SHORT EXERCISE: Answer with one number: how many lines hold the string "Mean".

(Items from a dataset)
* Begin *
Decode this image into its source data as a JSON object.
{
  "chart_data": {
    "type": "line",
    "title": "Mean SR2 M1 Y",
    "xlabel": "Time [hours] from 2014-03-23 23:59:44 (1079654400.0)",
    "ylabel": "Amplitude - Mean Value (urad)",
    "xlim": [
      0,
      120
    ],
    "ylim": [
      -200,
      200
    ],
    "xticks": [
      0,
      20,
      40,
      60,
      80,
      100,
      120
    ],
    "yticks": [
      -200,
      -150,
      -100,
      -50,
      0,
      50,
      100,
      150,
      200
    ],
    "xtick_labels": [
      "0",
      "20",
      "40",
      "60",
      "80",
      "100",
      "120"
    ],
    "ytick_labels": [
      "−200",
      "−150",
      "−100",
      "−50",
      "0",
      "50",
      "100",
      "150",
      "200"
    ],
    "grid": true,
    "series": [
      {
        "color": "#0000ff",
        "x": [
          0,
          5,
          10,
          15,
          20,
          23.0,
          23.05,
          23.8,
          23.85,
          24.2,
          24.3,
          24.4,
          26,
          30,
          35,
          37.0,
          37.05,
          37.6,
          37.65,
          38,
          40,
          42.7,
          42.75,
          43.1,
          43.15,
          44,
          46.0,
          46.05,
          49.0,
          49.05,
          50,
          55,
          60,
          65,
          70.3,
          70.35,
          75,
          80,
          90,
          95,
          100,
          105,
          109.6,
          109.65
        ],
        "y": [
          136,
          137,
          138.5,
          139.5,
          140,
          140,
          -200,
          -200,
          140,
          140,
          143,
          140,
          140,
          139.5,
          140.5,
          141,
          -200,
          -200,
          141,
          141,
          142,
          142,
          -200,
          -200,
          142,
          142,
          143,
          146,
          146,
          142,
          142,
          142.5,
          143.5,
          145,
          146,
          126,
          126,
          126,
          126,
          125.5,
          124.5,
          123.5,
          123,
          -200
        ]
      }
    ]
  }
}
* End *
PROBLEM SOLUTION: 2